GIVEN INSTRUCTION: List each line of the data in which the string "Eemaldage" appears.
+ + + + +
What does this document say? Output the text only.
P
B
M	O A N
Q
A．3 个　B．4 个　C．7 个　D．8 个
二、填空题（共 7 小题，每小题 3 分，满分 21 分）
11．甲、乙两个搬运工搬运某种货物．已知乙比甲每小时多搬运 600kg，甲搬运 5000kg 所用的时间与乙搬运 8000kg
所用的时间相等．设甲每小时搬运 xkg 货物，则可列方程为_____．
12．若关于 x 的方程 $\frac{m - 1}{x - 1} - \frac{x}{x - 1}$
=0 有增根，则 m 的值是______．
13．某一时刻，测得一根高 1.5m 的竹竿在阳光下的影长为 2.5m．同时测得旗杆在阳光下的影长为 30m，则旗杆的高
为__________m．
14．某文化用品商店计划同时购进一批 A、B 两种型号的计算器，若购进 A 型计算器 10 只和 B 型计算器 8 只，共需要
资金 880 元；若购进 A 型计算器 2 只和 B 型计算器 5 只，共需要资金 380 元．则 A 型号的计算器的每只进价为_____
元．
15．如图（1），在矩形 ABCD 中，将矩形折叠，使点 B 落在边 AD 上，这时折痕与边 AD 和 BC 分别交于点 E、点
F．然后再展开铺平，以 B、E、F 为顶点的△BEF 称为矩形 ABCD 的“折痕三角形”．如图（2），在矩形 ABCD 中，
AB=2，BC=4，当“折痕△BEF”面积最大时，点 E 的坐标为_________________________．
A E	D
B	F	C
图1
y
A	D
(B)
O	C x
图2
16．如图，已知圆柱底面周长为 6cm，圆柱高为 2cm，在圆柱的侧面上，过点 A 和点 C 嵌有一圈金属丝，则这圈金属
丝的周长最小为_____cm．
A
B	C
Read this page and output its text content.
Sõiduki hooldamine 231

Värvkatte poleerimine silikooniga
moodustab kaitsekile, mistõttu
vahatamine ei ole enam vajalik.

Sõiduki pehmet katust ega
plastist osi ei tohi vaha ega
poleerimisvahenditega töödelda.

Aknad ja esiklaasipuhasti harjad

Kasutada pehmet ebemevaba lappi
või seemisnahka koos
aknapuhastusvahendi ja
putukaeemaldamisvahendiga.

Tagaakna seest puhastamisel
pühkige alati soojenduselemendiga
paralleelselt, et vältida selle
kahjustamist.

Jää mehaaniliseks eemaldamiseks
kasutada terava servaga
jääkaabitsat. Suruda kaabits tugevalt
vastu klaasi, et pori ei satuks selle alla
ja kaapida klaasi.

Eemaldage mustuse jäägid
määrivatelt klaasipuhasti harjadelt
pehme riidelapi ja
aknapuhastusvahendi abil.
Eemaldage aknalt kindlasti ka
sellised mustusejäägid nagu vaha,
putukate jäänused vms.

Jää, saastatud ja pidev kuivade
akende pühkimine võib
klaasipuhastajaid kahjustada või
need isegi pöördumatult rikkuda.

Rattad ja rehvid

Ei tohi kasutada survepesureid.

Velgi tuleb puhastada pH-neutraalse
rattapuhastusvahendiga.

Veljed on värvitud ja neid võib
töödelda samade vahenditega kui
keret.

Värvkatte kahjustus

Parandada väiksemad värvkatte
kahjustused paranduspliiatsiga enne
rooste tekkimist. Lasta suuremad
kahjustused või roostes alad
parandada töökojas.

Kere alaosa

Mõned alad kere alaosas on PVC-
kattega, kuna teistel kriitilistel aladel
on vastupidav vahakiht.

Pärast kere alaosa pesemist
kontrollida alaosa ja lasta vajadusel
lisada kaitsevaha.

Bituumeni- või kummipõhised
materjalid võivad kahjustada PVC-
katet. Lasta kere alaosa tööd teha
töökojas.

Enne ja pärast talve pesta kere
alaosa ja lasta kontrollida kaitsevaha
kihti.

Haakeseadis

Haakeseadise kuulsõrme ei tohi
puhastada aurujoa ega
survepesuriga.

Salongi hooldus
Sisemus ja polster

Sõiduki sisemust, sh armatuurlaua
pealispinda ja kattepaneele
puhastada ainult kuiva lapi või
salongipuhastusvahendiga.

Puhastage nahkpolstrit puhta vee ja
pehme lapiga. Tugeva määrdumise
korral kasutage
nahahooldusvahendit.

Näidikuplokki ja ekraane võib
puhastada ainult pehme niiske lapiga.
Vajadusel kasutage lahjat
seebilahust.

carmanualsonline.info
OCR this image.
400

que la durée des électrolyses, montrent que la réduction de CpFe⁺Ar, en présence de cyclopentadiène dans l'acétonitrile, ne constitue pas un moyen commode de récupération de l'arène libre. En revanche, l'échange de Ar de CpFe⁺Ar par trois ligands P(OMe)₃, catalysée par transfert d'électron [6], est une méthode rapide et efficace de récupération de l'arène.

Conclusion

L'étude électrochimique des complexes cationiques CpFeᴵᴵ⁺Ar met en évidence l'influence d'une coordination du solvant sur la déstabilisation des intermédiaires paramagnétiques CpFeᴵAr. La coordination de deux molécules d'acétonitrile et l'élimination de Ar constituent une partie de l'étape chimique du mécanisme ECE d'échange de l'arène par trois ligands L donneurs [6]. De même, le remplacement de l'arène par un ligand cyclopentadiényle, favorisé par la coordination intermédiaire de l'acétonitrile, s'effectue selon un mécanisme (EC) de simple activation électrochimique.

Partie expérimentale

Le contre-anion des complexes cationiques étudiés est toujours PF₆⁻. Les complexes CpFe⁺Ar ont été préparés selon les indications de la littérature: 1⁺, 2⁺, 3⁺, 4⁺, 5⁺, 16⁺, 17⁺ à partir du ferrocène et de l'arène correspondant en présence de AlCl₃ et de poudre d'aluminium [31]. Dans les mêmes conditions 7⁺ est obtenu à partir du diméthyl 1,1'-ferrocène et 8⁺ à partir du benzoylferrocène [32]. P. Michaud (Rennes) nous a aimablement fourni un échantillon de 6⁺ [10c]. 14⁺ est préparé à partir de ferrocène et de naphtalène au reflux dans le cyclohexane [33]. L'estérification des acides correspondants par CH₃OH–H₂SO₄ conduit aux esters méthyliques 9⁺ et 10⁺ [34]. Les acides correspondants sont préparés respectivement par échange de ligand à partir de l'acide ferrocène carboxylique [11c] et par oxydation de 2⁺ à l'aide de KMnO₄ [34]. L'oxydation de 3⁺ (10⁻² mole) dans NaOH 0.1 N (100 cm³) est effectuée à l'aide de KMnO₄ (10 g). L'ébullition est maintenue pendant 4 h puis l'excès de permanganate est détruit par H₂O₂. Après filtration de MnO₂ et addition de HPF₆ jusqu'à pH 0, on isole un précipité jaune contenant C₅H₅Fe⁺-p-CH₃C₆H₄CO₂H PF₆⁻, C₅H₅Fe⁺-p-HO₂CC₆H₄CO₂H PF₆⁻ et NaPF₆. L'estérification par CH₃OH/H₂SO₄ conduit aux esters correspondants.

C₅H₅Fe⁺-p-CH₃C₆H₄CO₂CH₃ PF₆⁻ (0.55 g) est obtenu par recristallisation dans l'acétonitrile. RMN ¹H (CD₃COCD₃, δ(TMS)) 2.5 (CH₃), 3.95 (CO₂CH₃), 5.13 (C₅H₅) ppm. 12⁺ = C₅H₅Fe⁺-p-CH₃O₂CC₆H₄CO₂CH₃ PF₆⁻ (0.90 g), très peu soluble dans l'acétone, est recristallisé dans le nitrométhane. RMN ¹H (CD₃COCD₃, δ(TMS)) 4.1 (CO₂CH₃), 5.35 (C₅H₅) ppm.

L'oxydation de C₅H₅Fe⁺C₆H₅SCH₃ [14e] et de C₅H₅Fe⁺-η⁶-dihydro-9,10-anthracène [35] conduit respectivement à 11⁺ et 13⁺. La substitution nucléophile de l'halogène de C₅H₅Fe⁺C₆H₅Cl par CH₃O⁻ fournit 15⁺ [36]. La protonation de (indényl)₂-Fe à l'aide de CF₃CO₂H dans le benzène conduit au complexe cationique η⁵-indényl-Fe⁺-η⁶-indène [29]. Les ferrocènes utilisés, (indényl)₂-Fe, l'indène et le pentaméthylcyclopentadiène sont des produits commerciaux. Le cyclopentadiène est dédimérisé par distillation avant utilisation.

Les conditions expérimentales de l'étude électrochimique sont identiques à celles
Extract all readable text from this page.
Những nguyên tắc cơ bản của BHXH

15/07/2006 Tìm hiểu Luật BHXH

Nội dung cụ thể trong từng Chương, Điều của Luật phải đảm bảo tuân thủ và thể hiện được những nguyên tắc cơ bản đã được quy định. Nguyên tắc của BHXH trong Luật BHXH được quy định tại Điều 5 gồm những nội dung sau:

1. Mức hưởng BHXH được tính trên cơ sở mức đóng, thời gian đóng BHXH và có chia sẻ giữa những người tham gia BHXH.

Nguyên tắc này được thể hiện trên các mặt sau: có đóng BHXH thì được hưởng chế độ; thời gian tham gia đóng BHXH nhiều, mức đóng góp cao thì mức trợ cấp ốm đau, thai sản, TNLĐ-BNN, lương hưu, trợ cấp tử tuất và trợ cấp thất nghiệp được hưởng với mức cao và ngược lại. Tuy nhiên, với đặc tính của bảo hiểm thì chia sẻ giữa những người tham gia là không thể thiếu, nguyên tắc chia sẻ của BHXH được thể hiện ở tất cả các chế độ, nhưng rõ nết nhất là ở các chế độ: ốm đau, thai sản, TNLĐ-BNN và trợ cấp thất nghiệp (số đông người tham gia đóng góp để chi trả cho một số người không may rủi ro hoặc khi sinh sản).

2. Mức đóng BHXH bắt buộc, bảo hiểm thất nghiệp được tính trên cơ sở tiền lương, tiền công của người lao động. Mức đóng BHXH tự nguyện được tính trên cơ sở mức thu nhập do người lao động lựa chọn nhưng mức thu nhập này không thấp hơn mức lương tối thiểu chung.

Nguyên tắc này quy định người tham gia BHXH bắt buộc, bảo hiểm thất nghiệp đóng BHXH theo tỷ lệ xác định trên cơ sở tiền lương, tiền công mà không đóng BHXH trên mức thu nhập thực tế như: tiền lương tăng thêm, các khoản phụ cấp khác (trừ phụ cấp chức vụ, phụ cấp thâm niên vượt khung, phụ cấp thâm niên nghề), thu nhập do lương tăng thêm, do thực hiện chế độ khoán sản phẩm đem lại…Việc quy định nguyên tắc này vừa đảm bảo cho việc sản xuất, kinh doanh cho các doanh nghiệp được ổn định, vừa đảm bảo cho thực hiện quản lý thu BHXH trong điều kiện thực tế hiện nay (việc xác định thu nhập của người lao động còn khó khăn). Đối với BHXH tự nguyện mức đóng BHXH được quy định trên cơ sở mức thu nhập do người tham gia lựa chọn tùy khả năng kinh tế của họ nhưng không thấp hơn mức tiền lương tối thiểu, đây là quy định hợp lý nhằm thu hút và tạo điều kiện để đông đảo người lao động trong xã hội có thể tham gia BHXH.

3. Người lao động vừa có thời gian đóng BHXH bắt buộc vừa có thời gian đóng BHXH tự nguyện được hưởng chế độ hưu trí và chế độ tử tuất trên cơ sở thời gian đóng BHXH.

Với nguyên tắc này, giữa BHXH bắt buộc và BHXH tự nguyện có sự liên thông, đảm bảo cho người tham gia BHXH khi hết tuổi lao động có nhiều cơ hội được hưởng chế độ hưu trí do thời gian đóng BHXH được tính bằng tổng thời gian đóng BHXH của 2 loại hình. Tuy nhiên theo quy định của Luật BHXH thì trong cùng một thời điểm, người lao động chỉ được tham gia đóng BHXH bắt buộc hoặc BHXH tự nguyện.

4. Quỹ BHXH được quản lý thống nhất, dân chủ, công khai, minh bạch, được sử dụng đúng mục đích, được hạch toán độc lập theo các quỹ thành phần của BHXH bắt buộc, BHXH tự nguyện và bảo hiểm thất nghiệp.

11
+ + + + +
ANSWER TO THIS PROBLEM:
Eemaldage mustuse jäägid
Eemaldage aknalt kindlasti ka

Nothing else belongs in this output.